Extracted data entries
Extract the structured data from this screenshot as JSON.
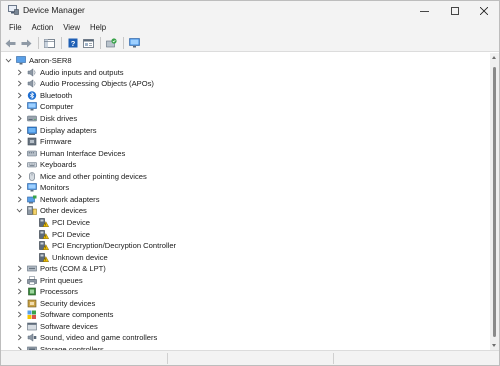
{
  "window": {
    "title": "Device Manager"
  },
  "menu": [
    {
      "label": "File"
    },
    {
      "label": "Action"
    },
    {
      "label": "View"
    },
    {
      "label": "Help"
    }
  ],
  "toolbar": {
    "buttons": [
      "back-icon",
      "forward-icon",
      "show-hide-console-tree-icon",
      "help-icon",
      "properties-icon",
      "update-driver-icon",
      "scan-hardware-changes-icon"
    ]
  },
  "tree": {
    "root": "Aaron-SER8",
    "items": [
      {
        "label": "Audio inputs and outputs",
        "icon": "speaker-icon",
        "expanded": false
      },
      {
        "label": "Audio Processing Objects (APOs)",
        "icon": "speaker-icon",
        "expanded": false
      },
      {
        "label": "Bluetooth",
        "icon": "bluetooth-icon",
        "expanded": false
      },
      {
        "label": "Computer",
        "icon": "computer-icon",
        "expanded": false
      },
      {
        "label": "Disk drives",
        "icon": "disk-drive-icon",
        "expanded": false
      },
      {
        "label": "Display adapters",
        "icon": "display-adapter-icon",
        "expanded": false
      },
      {
        "label": "Firmware",
        "icon": "firmware-icon",
        "expanded": false
      },
      {
        "label": "Human Interface Devices",
        "icon": "hid-icon",
        "expanded": false
      },
      {
        "label": "Keyboards",
        "icon": "keyboard-icon",
        "expanded": false
      },
      {
        "label": "Mice and other pointing devices",
        "icon": "mouse-icon",
        "expanded": false
      },
      {
        "label": "Monitors",
        "icon": "monitor-icon",
        "expanded": false
      },
      {
        "label": "Network adapters",
        "icon": "network-adapter-icon",
        "expanded": false
      },
      {
        "label": "Other devices",
        "icon": "other-devices-icon",
        "expanded": true,
        "children": [
          {
            "label": "PCI Device",
            "icon": "unknown-device-warning-icon"
          },
          {
            "label": "PCI Device",
            "icon": "unknown-device-warning-icon"
          },
          {
            "label": "PCI Encryption/Decryption Controller",
            "icon": "unknown-device-warning-icon"
          },
          {
            "label": "Unknown device",
            "icon": "unknown-device-warning-icon"
          }
        ]
      },
      {
        "label": "Ports (COM & LPT)",
        "icon": "port-icon",
        "expanded": false
      },
      {
        "label": "Print queues",
        "icon": "printer-icon",
        "expanded": false
      },
      {
        "label": "Processors",
        "icon": "processor-icon",
        "expanded": false
      },
      {
        "label": "Security devices",
        "icon": "security-device-icon",
        "expanded": false
      },
      {
        "label": "Software components",
        "icon": "software-component-icon",
        "expanded": false
      },
      {
        "label": "Software devices",
        "icon": "software-device-icon",
        "expanded": false
      },
      {
        "label": "Sound, video and game controllers",
        "icon": "sound-controller-icon",
        "expanded": false
      },
      {
        "label": "Storage controllers",
        "icon": "storage-controller-icon",
        "expanded": false
      }
    ]
  },
  "colors": {
    "accent": "#0078d4",
    "warning": "#f5c400",
    "chrome": "#f3f3f3"
  }
}
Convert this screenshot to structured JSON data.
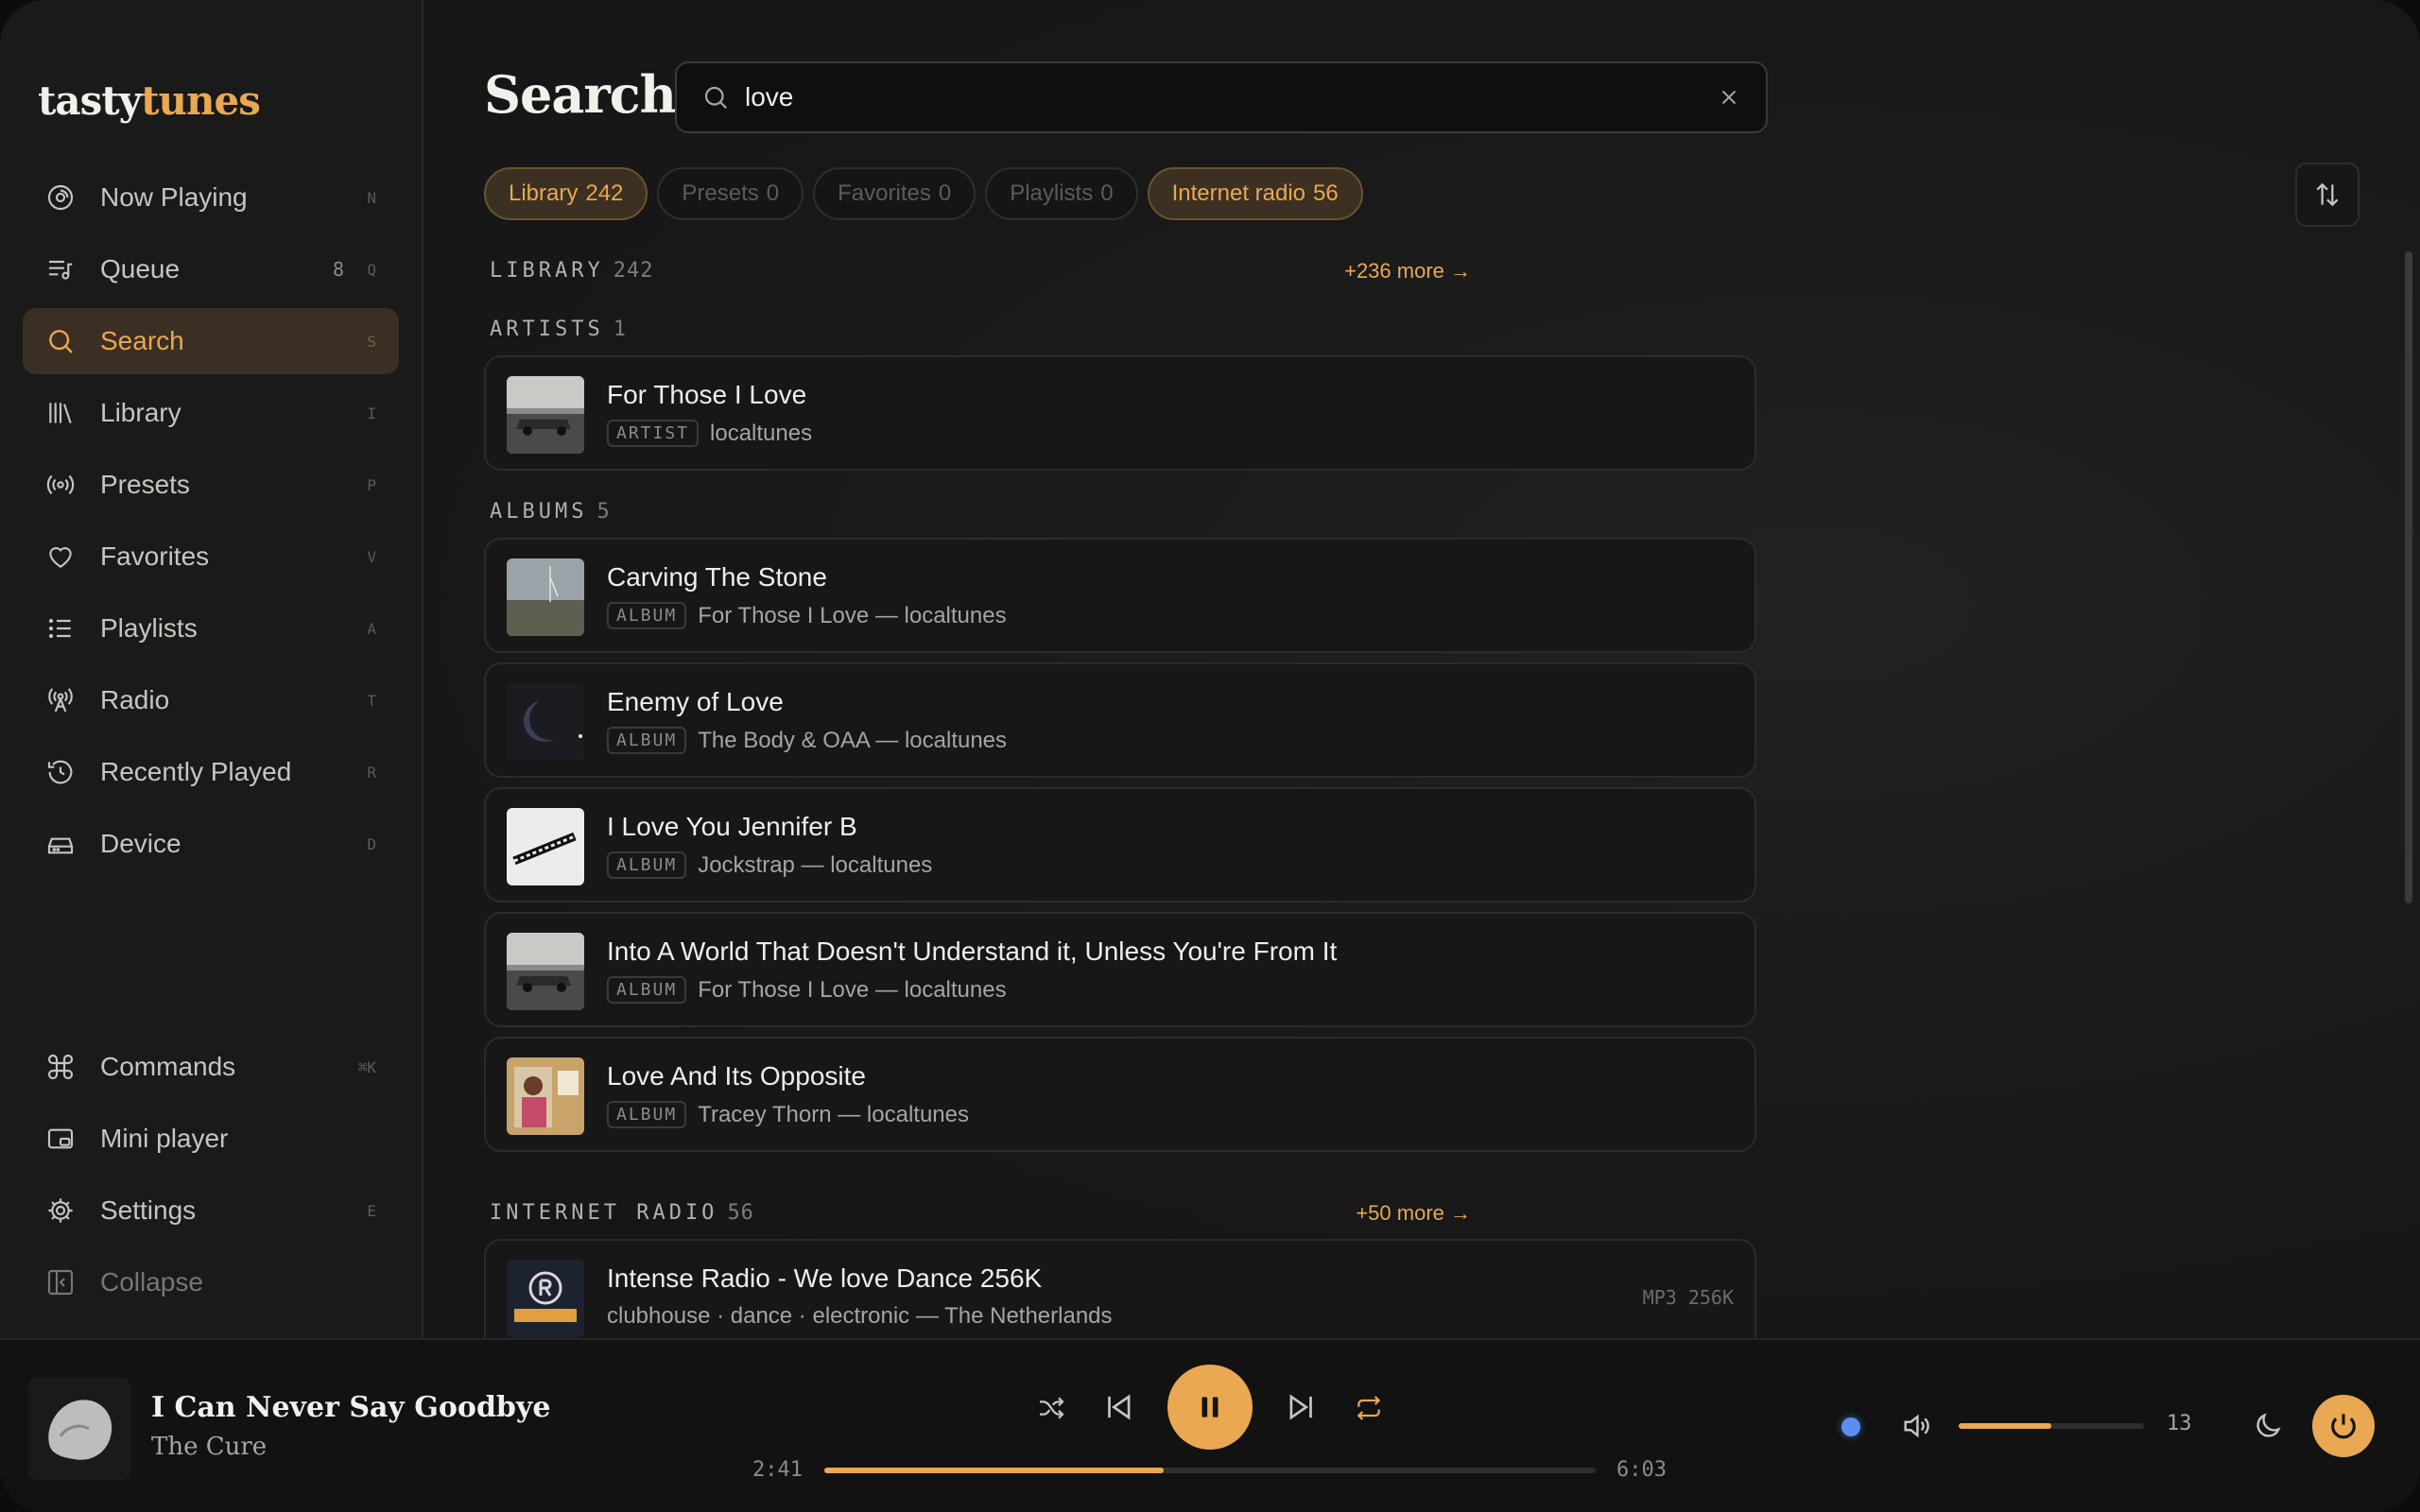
{
  "app": {
    "logo_part1": "tasty",
    "logo_part2": "tunes",
    "accent": "#e9a851"
  },
  "sidebar": {
    "items": [
      {
        "label": "Now Playing",
        "key": "N",
        "icon": "disc-icon"
      },
      {
        "label": "Queue",
        "count": "8",
        "key": "Q",
        "icon": "queue-icon"
      },
      {
        "label": "Search",
        "key": "S",
        "icon": "search-icon",
        "active": true
      },
      {
        "label": "Library",
        "key": "I",
        "icon": "library-icon"
      },
      {
        "label": "Presets",
        "key": "P",
        "icon": "broadcast-icon"
      },
      {
        "label": "Favorites",
        "key": "V",
        "icon": "heart-icon"
      },
      {
        "label": "Playlists",
        "key": "A",
        "icon": "list-icon"
      },
      {
        "label": "Radio",
        "key": "T",
        "icon": "radio-tower-icon"
      },
      {
        "label": "Recently Played",
        "key": "R",
        "icon": "history-icon"
      },
      {
        "label": "Device",
        "key": "D",
        "icon": "device-icon"
      }
    ],
    "bottom": [
      {
        "label": "Commands",
        "key": "⌘K",
        "icon": "command-icon"
      },
      {
        "label": "Mini player",
        "icon": "mini-player-icon"
      },
      {
        "label": "Settings",
        "key": "E",
        "icon": "gear-icon"
      },
      {
        "label": "Collapse",
        "icon": "collapse-icon"
      }
    ]
  },
  "search": {
    "title": "Search",
    "query": "love",
    "filters": [
      {
        "label": "Library",
        "count": "242",
        "active": true
      },
      {
        "label": "Presets",
        "count": "0"
      },
      {
        "label": "Favorites",
        "count": "0"
      },
      {
        "label": "Playlists",
        "count": "0"
      },
      {
        "label": "Internet radio",
        "count": "56",
        "active": true
      }
    ]
  },
  "results": {
    "library": {
      "label": "LIBRARY",
      "count": "242",
      "more": "+236 more →"
    },
    "artists": {
      "label": "ARTISTS",
      "count": "1",
      "items": [
        {
          "title": "For Those I Love",
          "tag": "ARTIST",
          "meta": "localtunes"
        }
      ]
    },
    "albums": {
      "label": "ALBUMS",
      "count": "5",
      "items": [
        {
          "title": "Carving The Stone",
          "tag": "ALBUM",
          "meta": "For Those I Love — localtunes"
        },
        {
          "title": "Enemy of Love",
          "tag": "ALBUM",
          "meta": "The Body & OAA — localtunes"
        },
        {
          "title": "I Love You Jennifer B",
          "tag": "ALBUM",
          "meta": "Jockstrap — localtunes"
        },
        {
          "title": "Into A World That Doesn't Understand it, Unless You're From It",
          "tag": "ALBUM",
          "meta": "For Those I Love — localtunes"
        },
        {
          "title": "Love And Its Opposite",
          "tag": "ALBUM",
          "meta": "Tracey Thorn — localtunes"
        }
      ]
    },
    "radio": {
      "label": "INTERNET RADIO",
      "count": "56",
      "more": "+50 more →",
      "items": [
        {
          "title": "Intense Radio - We love Dance 256K",
          "meta": "clubhouse · dance · electronic — The Netherlands",
          "format": "MP3 256K"
        }
      ]
    }
  },
  "player": {
    "title": "I Can Never Say Goodbye",
    "artist": "The Cure",
    "elapsed": "2:41",
    "duration": "6:03",
    "progress": 0.44,
    "volume": "13",
    "volume_level": 0.5,
    "icons": [
      "shuffle-icon",
      "previous-icon",
      "pause-icon",
      "next-icon",
      "repeat-icon",
      "speaker-icon",
      "moon-icon",
      "power-icon"
    ]
  }
}
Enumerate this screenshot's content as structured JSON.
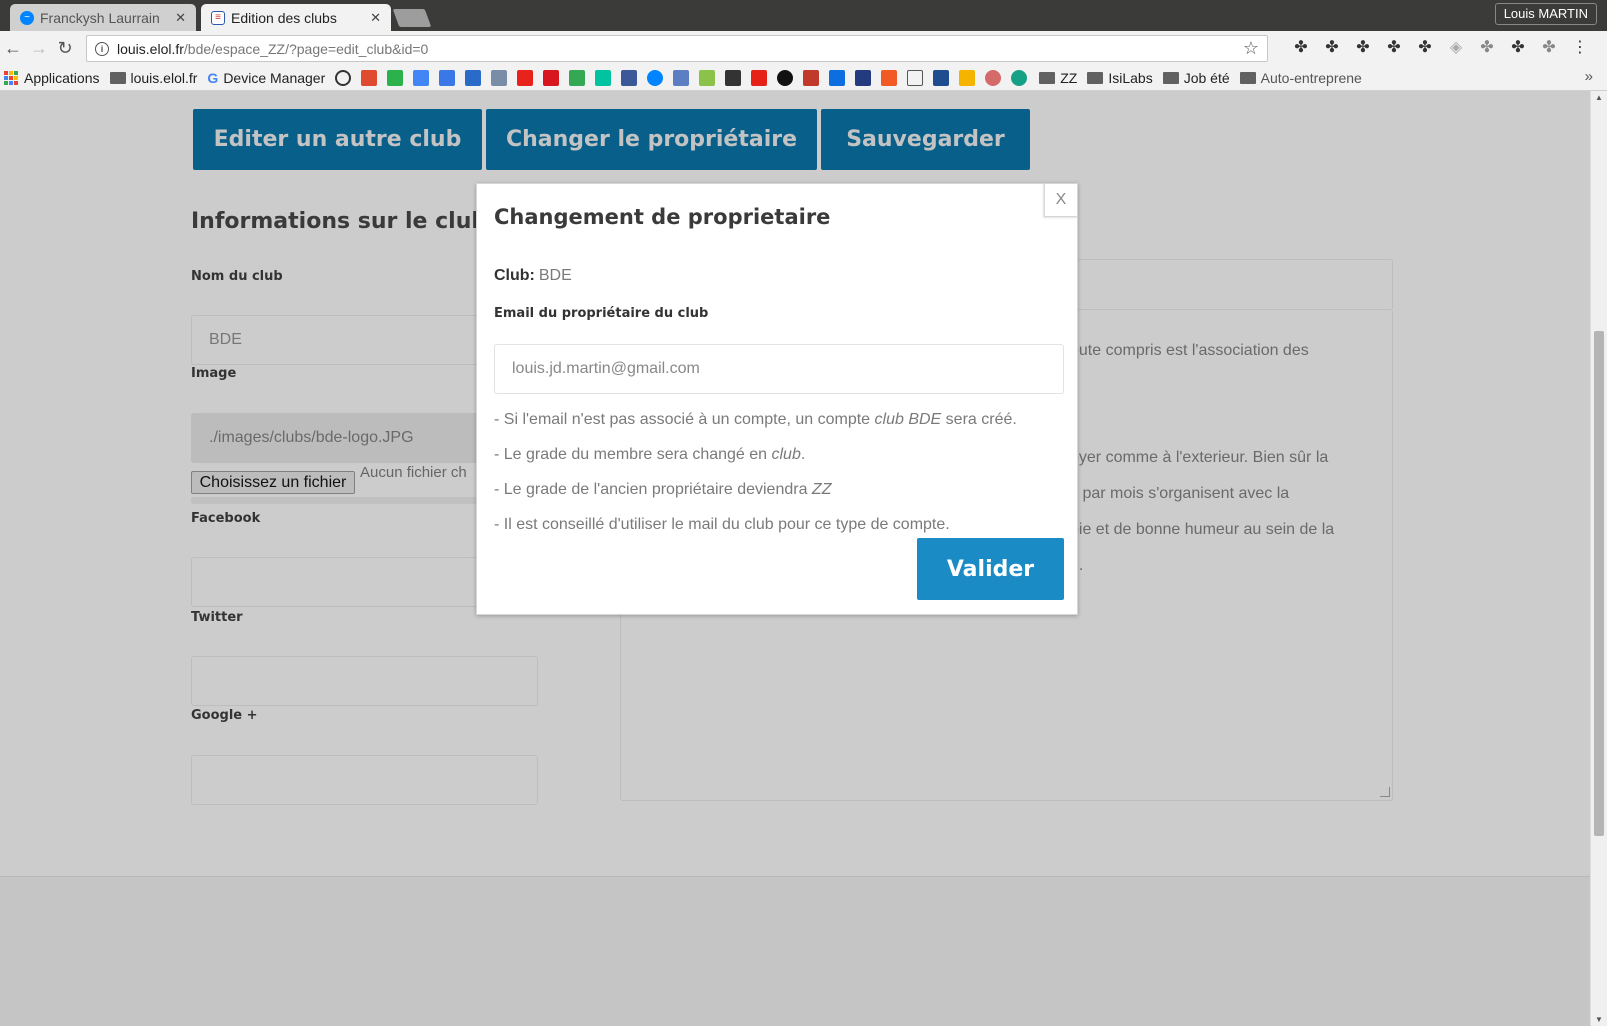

GIVEN TASK: Reproduce the material above in full, exactly, with no images.

OUTPUT OF THE EXERCISE:
Extract the structured data from this screenshot as JSON.
{
  "window": {
    "title": "Device Manager"
  },
  "menu": [
    {
      "label": "File"
    },
    {
      "label": "Action"
    },
    {
      "label": "View"
    },
    {
      "label": "Help"
    }
  ],
  "toolbar": {
    "buttons": [
      "back-icon",
      "forward-icon",
      "show-hide-console-tree-icon",
      "help-icon",
      "properties-icon",
      "update-driver-icon",
      "scan-hardware-changes-icon"
    ]
  },
  "tree": {
    "root": "Aaron-SER8",
    "items": [
      {
        "label": "Audio inputs and outputs",
        "icon": "speaker-icon",
        "expanded": false
      },
      {
        "label": "Audio Processing Objects (APOs)",
        "icon": "speaker-icon",
        "expanded": false
      },
      {
        "label": "Bluetooth",
        "icon": "bluetooth-icon",
        "expanded": false
      },
      {
        "label": "Computer",
        "icon": "computer-icon",
        "expanded": false
      },
      {
        "label": "Disk drives",
        "icon": "disk-drive-icon",
        "expanded": false
      },
      {
        "label": "Display adapters",
        "icon": "display-adapter-icon",
        "expanded": false
      },
      {
        "label": "Firmware",
        "icon": "firmware-icon",
        "expanded": false
      },
      {
        "label": "Human Interface Devices",
        "icon": "hid-icon",
        "expanded": false
      },
      {
        "label": "Keyboards",
        "icon": "keyboard-icon",
        "expanded": false
      },
      {
        "label": "Mice and other pointing devices",
        "icon": "mouse-icon",
        "expanded": false
      },
      {
        "label": "Monitors",
        "icon": "monitor-icon",
        "expanded": false
      },
      {
        "label": "Network adapters",
        "icon": "network-adapter-icon",
        "expanded": false
      },
      {
        "label": "Other devices",
        "icon": "other-devices-icon",
        "expanded": true,
        "children": [
          {
            "label": "PCI Device",
            "icon": "unknown-device-warning-icon"
          },
          {
            "label": "PCI Device",
            "icon": "unknown-device-warning-icon"
          },
          {
            "label": "PCI Encryption/Decryption Controller",
            "icon": "unknown-device-warning-icon"
          },
          {
            "label": "Unknown device",
            "icon": "unknown-device-warning-icon"
          }
        ]
      },
      {
        "label": "Ports (COM & LPT)",
        "icon": "port-icon",
        "expanded": false
      },
      {
        "label": "Print queues",
        "icon": "printer-icon",
        "expanded": false
      },
      {
        "label": "Processors",
        "icon": "processor-icon",
        "expanded": false
      },
      {
        "label": "Security devices",
        "icon": "security-device-icon",
        "expanded": false
      },
      {
        "label": "Software components",
        "icon": "software-component-icon",
        "expanded": false
      },
      {
        "label": "Software devices",
        "icon": "software-device-icon",
        "expanded": false
      },
      {
        "label": "Sound, video and game controllers",
        "icon": "sound-controller-icon",
        "expanded": false
      },
      {
        "label": "Storage controllers",
        "icon": "storage-controller-icon",
        "expanded": false
      }
    ]
  },
  "colors": {
    "accent": "#0078d4",
    "warning": "#f5c400",
    "chrome": "#f3f3f3"
  }
}
Convert this screenshot to structured JSON data.
{
  "app": {
    "logo_part1": "tasty",
    "logo_part2": "tunes",
    "accent": "#e9a851"
  },
  "sidebar": {
    "items": [
      {
        "label": "Now Playing",
        "key": "N",
        "icon": "disc-icon"
      },
      {
        "label": "Queue",
        "count": "8",
        "key": "Q",
        "icon": "queue-icon"
      },
      {
        "label": "Search",
        "key": "S",
        "icon": "search-icon",
        "active": true
      },
      {
        "label": "Library",
        "key": "I",
        "icon": "library-icon"
      },
      {
        "label": "Presets",
        "key": "P",
        "icon": "broadcast-icon"
      },
      {
        "label": "Favorites",
        "key": "V",
        "icon": "heart-icon"
      },
      {
        "label": "Playlists",
        "key": "A",
        "icon": "list-icon"
      },
      {
        "label": "Radio",
        "key": "T",
        "icon": "radio-tower-icon"
      },
      {
        "label": "Recently Played",
        "key": "R",
        "icon": "history-icon"
      },
      {
        "label": "Device",
        "key": "D",
        "icon": "device-icon"
      }
    ],
    "bottom": [
      {
        "label": "Commands",
        "key": "⌘K",
        "icon": "command-icon"
      },
      {
        "label": "Mini player",
        "icon": "mini-player-icon"
      },
      {
        "label": "Settings",
        "key": "E",
        "icon": "gear-icon"
      },
      {
        "label": "Collapse",
        "icon": "collapse-icon"
      }
    ]
  },
  "search": {
    "title": "Search",
    "query": "love",
    "filters": [
      {
        "label": "Library",
        "count": "242",
        "active": true
      },
      {
        "label": "Presets",
        "count": "0"
      },
      {
        "label": "Favorites",
        "count": "0"
      },
      {
        "label": "Playlists",
        "count": "0"
      },
      {
        "label": "Internet radio",
        "count": "56",
        "active": true
      }
    ]
  },
  "results": {
    "library": {
      "label": "LIBRARY",
      "count": "242",
      "more": "+236 more →"
    },
    "artists": {
      "label": "ARTISTS",
      "count": "1",
      "items": [
        {
          "title": "For Those I Love",
          "tag": "ARTIST",
          "meta": "localtunes"
        }
      ]
    },
    "albums": {
      "label": "ALBUMS",
      "count": "5",
      "items": [
        {
          "title": "Carving The Stone",
          "tag": "ALBUM",
          "meta": "For Those I Love — localtunes"
        },
        {
          "title": "Enemy of Love",
          "tag": "ALBUM",
          "meta": "The Body & OAA — localtunes"
        },
        {
          "title": "I Love You Jennifer B",
          "tag": "ALBUM",
          "meta": "Jockstrap — localtunes"
        },
        {
          "title": "Into A World That Doesn't Understand it, Unless You're From It",
          "tag": "ALBUM",
          "meta": "For Those I Love — localtunes"
        },
        {
          "title": "Love And Its Opposite",
          "tag": "ALBUM",
          "meta": "Tracey Thorn — localtunes"
        }
      ]
    },
    "radio": {
      "label": "INTERNET RADIO",
      "count": "56",
      "more": "+50 more →",
      "items": [
        {
          "title": "Intense Radio - We love Dance 256K",
          "meta": "clubhouse · dance · electronic — The Netherlands",
          "format": "MP3 256K"
        }
      ]
    }
  },
  "player": {
    "title": "I Can Never Say Goodbye",
    "artist": "The Cure",
    "elapsed": "2:41",
    "duration": "6:03",
    "progress": 0.44,
    "volume": "13",
    "volume_level": 0.5,
    "icons": [
      "shuffle-icon",
      "previous-icon",
      "pause-icon",
      "next-icon",
      "repeat-icon",
      "speaker-icon",
      "moon-icon",
      "power-icon"
    ]
  }
}
Enumerate this screenshot's content as structured JSON.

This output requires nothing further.